__Exercise aim__: Look below and pull out each line with the word "screenshot".

Entries from a dataset:
-- Start --
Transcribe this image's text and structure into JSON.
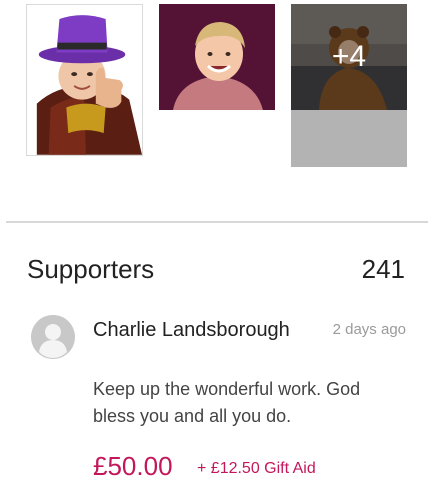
{
  "gallery": {
    "more_count_label": "+4"
  },
  "supporters": {
    "title": "Supporters",
    "count": "241",
    "items": [
      {
        "name": "Charlie Landsborough",
        "time": "2 days ago",
        "message": "Keep up the wonderful work. God bless you and all you do.",
        "amount": "£50.00",
        "gift_aid": "+ £12.50 Gift Aid"
      }
    ]
  },
  "colors": {
    "accent": "#c2185b",
    "muted_text": "#9a9a9a",
    "divider": "#d8d8d8"
  },
  "icons": {
    "avatar": "person-placeholder-icon"
  }
}
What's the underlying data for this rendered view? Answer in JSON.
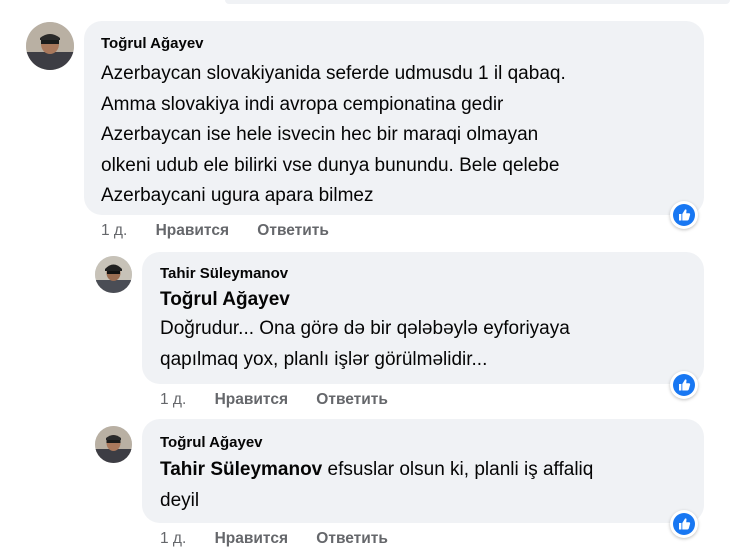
{
  "comments": [
    {
      "author": "Toğrul Ağayev",
      "lines": [
        "Azerbaycan slovakiyanida seferde udmusdu 1 il qabaq.",
        "Amma slovakiya indi avropa cempionatina gedir",
        "Azerbaycan ise hele isvecin hec bir maraqi olmayan",
        "olkeni udub ele bilirki vse dunya bunundu. Bele qelebe",
        "Azerbaycani ugura apara bilmez"
      ],
      "time": "1 д.",
      "like_label": "Нравится",
      "reply_label": "Ответить",
      "reaction": "like-icon"
    },
    {
      "author": "Tahir Süleymanov",
      "mention": "Toğrul Ağayev",
      "lines": [
        "Doğrudur... Ona görə də bir qələbəylə eyforiyaya",
        "qapılmaq yox, planlı işlər görülməlidir..."
      ],
      "time": "1 д.",
      "like_label": "Нравится",
      "reply_label": "Ответить",
      "reaction": "like-icon"
    },
    {
      "author": "Toğrul Ağayev",
      "mention": "Tahir Süleymanov",
      "first_line_rest": "efsuslar olsun ki, planli iş affaliq",
      "lines": [
        "deyil"
      ],
      "time": "1 д.",
      "like_label": "Нравится",
      "reply_label": "Ответить",
      "reaction": "like-icon"
    }
  ],
  "colors": {
    "bubble": "#f0f2f5",
    "meta_text": "#65676b",
    "like_blue": "#1877f2"
  }
}
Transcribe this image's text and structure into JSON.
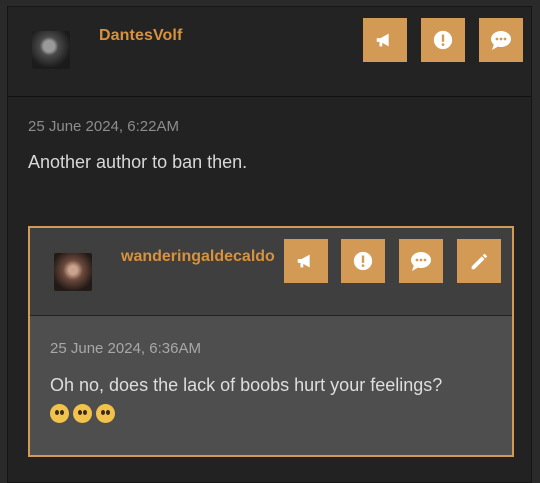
{
  "top_comment": {
    "username": "DantesVolf",
    "avatar_icon": "user-avatar-icon",
    "timestamp": "25 June 2024, 6:22AM",
    "text": "Another author to ban then.",
    "actions": [
      {
        "icon": "megaphone-icon"
      },
      {
        "icon": "exclamation-icon"
      },
      {
        "icon": "chat-icon"
      }
    ]
  },
  "reply": {
    "username": "wanderingaldecaldo",
    "avatar_icon": "user-avatar-icon",
    "timestamp": "25 June 2024, 6:36AM",
    "text": "Oh no, does the lack of boobs hurt your feelings?",
    "emoji": [
      "pleading-face",
      "pleading-face",
      "pleading-face"
    ],
    "actions": [
      {
        "icon": "megaphone-icon"
      },
      {
        "icon": "exclamation-icon"
      },
      {
        "icon": "chat-icon"
      },
      {
        "icon": "pencil-icon"
      }
    ]
  },
  "colors": {
    "accent": "#d39a55",
    "username": "#d8923d",
    "background": "#222222",
    "reply_background": "#4e4e4e"
  }
}
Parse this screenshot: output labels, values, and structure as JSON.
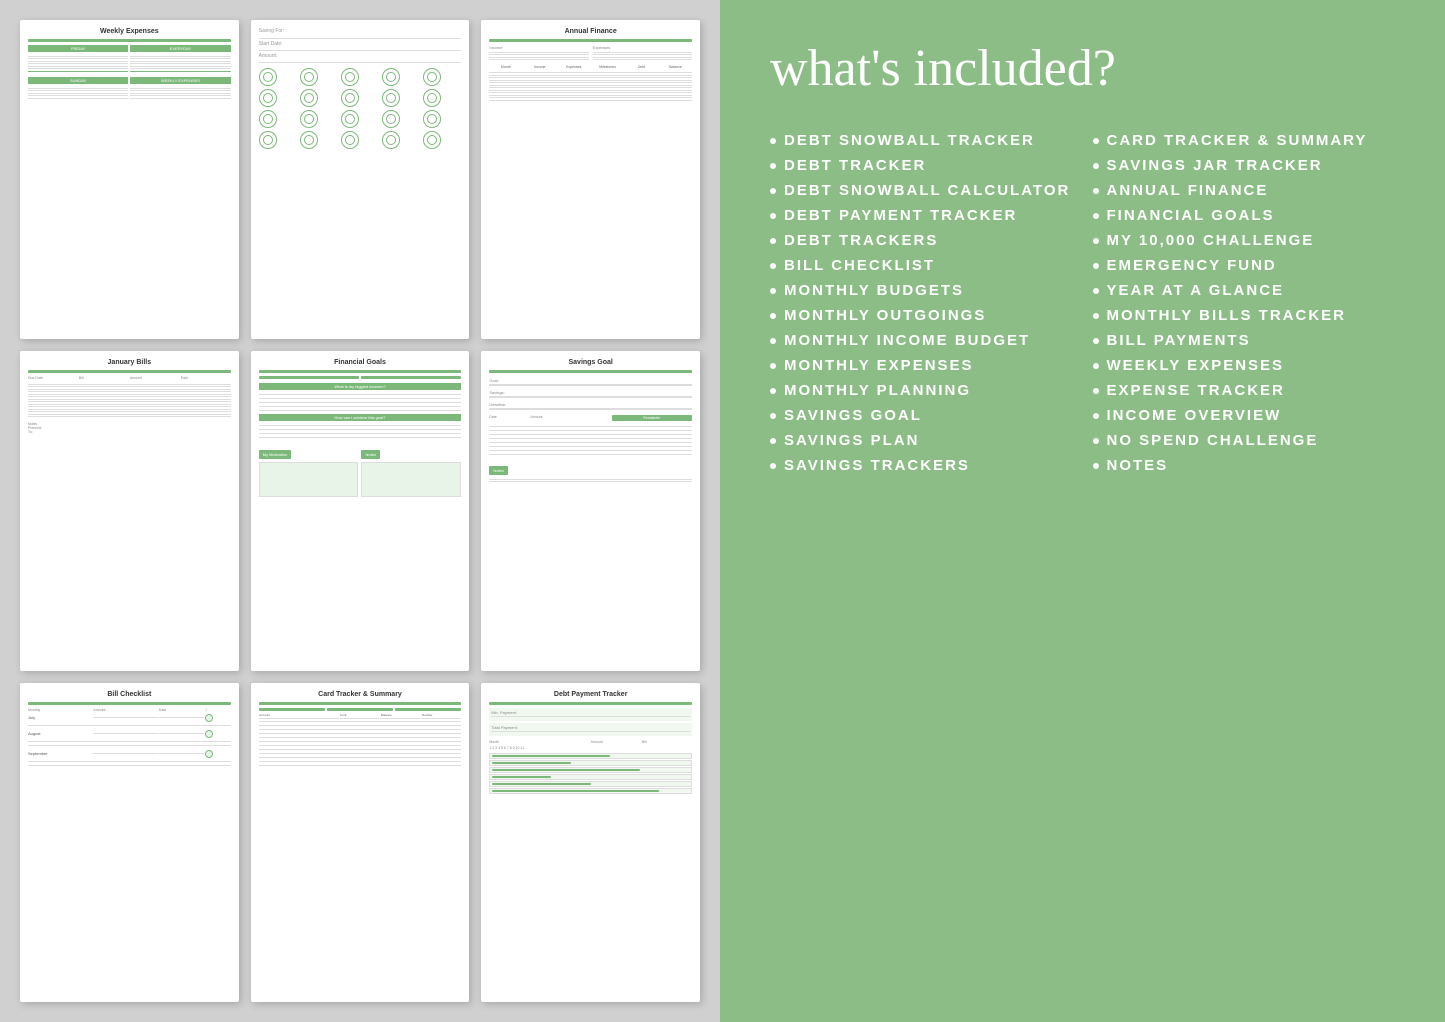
{
  "right_panel": {
    "title": "what's included?",
    "items": [
      "DEBT SNOWBALL TRACKER",
      "DEBT TRACKER",
      "DEBT SNOWBALL CALCULATOR",
      "DEBT PAYMENT TRACKER",
      "DEBT TRACKERS",
      "BILL CHECKLIST",
      "MONTHLY BUDGETS",
      "MONTHLY OUTGOINGS",
      "MONTHLY INCOME BUDGET",
      "MONTHLY EXPENSES",
      "MONTHLY PLANNING",
      "SAVINGS GOAL",
      "SAVINGS PLAN",
      "SAVINGS TRACKERS",
      "CARD TRACKER & SUMMARY",
      "SAVINGS JAR TRACKER",
      "ANNUAL FINANCE",
      "FINANCIAL GOALS",
      "MY 10,000 CHALLENGE",
      "EMERGENCY FUND",
      "YEAR AT A GLANCE",
      "MONTHLY BILLS TRACKER",
      "BILL PAYMENTS",
      "WEEKLY EXPENSES",
      "EXPENSE TRACKER",
      "INCOME OVERVIEW",
      "NO SPEND CHALLENGE",
      "NOTES"
    ]
  },
  "docs": {
    "weekly_expenses": "Weekly Expenses",
    "savings_jar": "Savings Jar Tracker",
    "annual_finance": "Annual Finance",
    "january_bills": "January Bills",
    "financial_goals": "Financial Goals",
    "savings_goal": "Savings Goal",
    "bill_checklist": "Bill Checklist",
    "card_tracker": "Card Tracker & Summary",
    "debt_payment": "Debt Payment Tracker"
  }
}
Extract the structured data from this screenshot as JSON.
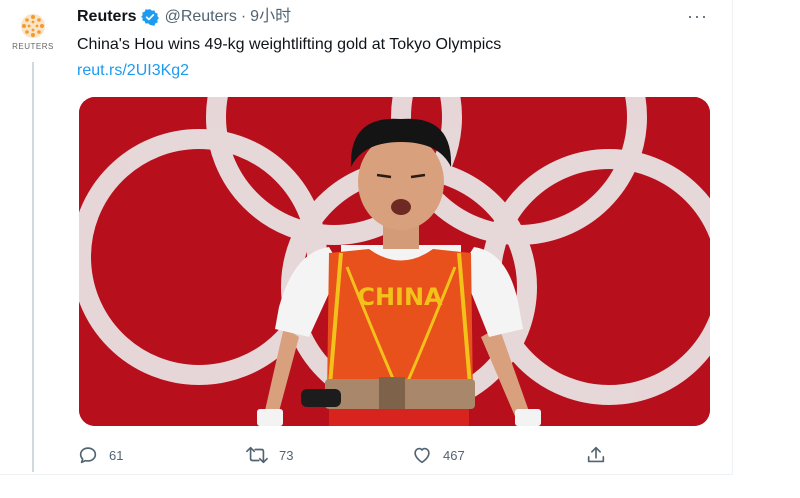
{
  "tweet": {
    "author_name": "Reuters",
    "verified": true,
    "handle": "@Reuters",
    "separator": "·",
    "time": "9小时",
    "text": "China's Hou wins 49-kg weightlifting gold at Tokyo Olympics",
    "link": "reut.rs/2UI3Kg2",
    "avatar_label": "REUTERS",
    "more_label": "···",
    "media": {
      "jersey_text": "CHINA",
      "colors": {
        "background": "#c0121e",
        "rings": "#e9e2e3",
        "jersey": "#e8501c",
        "trim": "#f2c21a"
      }
    },
    "actions": {
      "replies": "61",
      "retweets": "73",
      "likes": "467"
    }
  },
  "colors": {
    "text": "#0f1419",
    "secondary": "#536471",
    "link": "#1d9bf0",
    "verified": "#1d9bf0"
  }
}
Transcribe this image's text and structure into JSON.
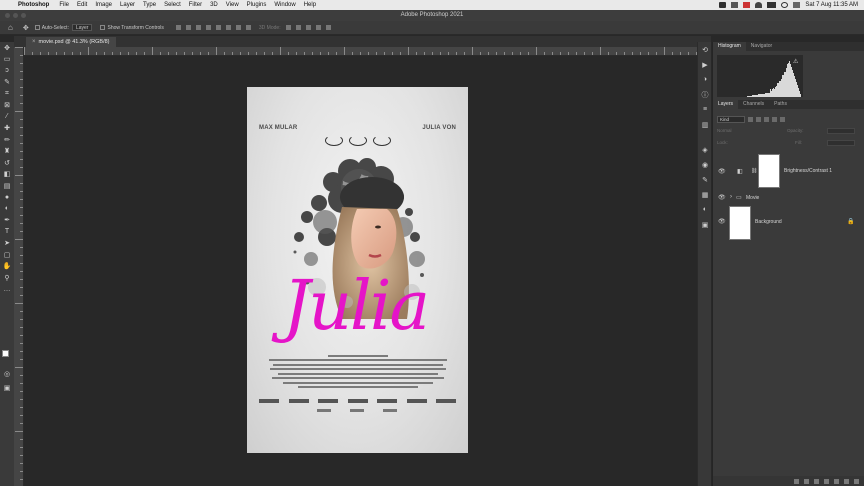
-- End --
__Correct result__:
Parse this screenshot: output labels, values, and structure as JSON.
Extract the structured data from this screenshot as JSON.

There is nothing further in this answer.